▶ [Directions]: Within the records below, find each line that holds the string "JSON", then copy it.
★ ★ ★ ★ ★ ★ ★
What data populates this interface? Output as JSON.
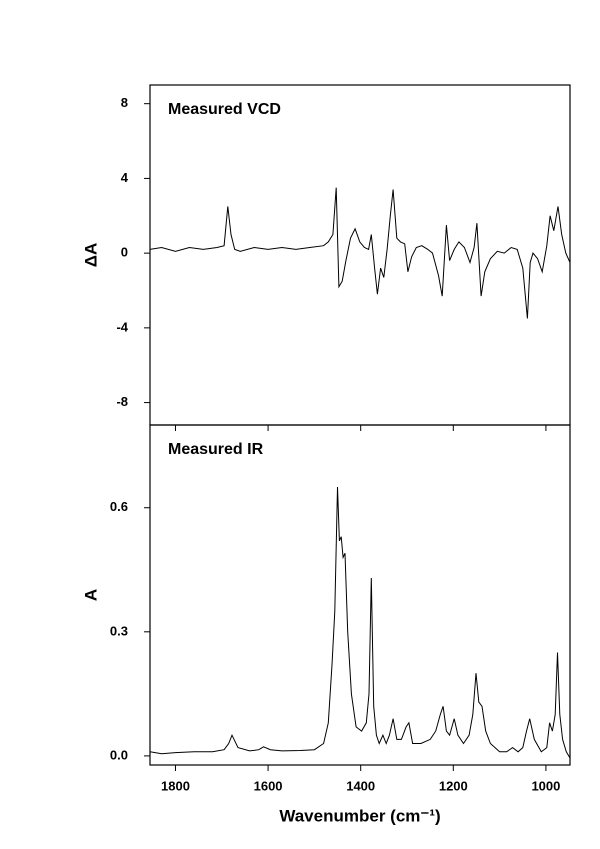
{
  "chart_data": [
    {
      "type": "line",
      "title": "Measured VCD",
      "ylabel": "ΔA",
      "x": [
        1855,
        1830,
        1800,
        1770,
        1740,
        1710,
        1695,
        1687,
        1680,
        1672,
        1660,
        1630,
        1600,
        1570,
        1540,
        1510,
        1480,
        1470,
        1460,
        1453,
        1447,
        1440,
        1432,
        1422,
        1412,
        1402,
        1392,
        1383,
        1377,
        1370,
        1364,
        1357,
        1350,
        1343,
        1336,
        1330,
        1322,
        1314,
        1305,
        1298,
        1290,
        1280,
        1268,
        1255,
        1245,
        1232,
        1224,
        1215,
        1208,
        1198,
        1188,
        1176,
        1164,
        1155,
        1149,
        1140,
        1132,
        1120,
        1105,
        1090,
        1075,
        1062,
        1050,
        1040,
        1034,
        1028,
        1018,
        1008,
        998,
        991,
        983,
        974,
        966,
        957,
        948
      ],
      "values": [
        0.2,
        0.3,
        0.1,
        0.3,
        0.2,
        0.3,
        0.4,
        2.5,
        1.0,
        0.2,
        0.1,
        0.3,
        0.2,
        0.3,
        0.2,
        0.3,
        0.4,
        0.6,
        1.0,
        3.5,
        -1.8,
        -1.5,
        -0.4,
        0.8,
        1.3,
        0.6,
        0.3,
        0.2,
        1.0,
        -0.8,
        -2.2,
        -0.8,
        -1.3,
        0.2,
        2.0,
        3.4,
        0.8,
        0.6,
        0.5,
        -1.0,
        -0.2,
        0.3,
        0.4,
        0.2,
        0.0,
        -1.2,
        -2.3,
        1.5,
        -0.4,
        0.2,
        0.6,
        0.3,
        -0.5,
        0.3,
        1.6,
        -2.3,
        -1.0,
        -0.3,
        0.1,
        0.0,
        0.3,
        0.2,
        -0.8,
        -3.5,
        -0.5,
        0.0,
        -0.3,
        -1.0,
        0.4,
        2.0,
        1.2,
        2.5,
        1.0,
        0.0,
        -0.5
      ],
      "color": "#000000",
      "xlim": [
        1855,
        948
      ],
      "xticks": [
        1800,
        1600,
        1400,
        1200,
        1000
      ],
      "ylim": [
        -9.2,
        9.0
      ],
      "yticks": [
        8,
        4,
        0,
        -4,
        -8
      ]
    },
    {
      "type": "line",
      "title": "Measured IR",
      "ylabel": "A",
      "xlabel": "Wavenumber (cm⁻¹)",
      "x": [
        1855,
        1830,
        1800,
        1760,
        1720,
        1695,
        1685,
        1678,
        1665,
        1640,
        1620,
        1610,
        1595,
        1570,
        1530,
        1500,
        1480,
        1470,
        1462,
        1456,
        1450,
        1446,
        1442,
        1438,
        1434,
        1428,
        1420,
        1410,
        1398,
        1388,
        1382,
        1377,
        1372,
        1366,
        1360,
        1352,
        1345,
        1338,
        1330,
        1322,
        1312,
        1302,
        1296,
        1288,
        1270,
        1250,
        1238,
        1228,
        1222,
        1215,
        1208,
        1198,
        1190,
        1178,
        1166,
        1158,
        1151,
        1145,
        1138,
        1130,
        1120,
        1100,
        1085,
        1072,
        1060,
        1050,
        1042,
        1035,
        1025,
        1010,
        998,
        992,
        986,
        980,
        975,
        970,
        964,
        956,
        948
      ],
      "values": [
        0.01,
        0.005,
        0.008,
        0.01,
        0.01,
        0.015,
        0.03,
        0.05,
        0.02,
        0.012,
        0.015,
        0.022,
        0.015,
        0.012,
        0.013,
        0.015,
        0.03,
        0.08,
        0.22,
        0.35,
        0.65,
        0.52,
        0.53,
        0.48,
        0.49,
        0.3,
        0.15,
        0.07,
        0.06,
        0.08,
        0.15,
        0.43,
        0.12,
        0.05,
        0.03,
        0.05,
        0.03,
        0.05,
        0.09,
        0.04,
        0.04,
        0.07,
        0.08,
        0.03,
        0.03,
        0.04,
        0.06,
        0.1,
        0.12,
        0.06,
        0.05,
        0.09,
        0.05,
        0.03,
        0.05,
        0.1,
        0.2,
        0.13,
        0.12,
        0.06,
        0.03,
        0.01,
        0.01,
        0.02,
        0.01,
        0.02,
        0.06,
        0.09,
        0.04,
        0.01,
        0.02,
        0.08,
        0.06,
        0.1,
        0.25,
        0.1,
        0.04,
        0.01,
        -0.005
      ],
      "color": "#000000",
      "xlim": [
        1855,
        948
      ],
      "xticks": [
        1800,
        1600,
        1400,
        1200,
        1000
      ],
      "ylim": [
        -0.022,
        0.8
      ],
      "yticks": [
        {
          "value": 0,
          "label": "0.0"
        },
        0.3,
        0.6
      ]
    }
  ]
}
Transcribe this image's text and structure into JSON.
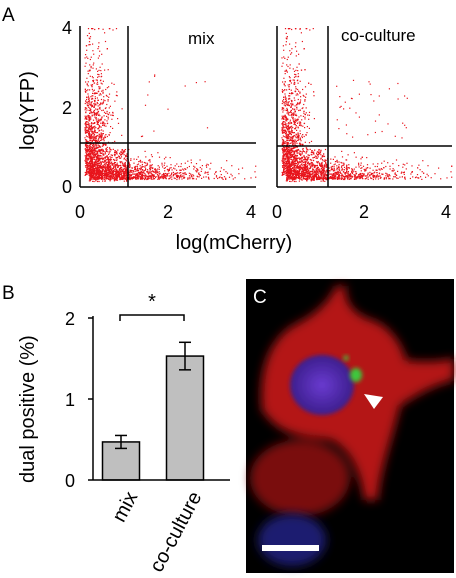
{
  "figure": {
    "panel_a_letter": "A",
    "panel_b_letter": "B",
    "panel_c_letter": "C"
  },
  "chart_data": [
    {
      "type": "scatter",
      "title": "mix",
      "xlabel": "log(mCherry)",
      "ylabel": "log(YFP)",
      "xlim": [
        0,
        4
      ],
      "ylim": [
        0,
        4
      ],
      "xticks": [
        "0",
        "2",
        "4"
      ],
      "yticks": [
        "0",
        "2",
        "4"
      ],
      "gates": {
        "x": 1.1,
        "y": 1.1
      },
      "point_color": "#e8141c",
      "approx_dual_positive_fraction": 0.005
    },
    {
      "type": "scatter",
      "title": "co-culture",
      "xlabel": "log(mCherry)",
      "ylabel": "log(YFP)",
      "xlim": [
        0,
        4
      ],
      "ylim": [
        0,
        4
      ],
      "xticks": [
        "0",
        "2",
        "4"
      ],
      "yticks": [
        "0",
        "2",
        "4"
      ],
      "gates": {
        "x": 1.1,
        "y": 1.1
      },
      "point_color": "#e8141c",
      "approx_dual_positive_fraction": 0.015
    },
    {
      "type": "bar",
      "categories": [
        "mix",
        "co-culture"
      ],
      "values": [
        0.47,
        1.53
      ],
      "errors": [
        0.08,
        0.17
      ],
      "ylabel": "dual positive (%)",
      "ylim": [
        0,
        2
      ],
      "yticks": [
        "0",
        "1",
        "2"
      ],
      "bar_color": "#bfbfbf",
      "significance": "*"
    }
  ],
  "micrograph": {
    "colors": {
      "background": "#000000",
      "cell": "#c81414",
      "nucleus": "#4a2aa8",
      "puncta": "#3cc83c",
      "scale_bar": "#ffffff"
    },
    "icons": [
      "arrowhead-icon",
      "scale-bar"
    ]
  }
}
★ ★ ★ ★ ★ ★ ★
▶ [Result of this task]:
What data populates this interface? Output as JSON.
Transcribe this image's text and structure into JSON.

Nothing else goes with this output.